▸ Written instruction:
Copy every line of the data in which the word "Settings" occurs.

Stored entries
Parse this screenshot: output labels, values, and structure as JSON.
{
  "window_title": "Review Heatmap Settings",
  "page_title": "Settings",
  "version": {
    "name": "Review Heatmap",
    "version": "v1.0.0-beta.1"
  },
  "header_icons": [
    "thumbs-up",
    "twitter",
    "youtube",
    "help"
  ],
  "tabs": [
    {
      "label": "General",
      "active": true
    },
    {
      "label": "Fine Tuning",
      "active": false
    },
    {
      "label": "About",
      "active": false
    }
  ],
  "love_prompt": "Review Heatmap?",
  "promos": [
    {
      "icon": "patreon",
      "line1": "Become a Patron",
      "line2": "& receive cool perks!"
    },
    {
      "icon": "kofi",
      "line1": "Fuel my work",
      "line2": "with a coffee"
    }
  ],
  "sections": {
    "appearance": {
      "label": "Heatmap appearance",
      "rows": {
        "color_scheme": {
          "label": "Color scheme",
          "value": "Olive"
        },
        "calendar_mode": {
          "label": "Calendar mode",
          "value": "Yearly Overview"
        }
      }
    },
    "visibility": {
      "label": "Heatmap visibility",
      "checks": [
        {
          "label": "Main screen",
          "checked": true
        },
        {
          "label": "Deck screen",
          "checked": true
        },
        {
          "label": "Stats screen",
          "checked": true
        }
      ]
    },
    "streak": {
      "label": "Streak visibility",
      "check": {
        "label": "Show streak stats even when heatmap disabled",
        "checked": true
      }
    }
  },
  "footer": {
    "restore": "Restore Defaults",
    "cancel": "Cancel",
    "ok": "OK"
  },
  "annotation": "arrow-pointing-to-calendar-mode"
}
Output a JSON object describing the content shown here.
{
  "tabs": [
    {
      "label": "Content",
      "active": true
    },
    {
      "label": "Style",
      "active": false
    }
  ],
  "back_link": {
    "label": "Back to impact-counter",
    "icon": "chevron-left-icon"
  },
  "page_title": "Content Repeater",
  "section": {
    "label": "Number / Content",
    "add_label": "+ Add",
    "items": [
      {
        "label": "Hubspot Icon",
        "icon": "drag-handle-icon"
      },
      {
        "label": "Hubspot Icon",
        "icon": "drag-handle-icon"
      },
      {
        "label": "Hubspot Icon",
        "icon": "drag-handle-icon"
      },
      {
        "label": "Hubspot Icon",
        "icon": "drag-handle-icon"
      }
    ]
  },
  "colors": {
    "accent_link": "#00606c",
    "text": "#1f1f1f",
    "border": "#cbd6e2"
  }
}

▸ Exercise result:
  "window_title": "Review Heatmap Settings",
  "page_title": "Settings",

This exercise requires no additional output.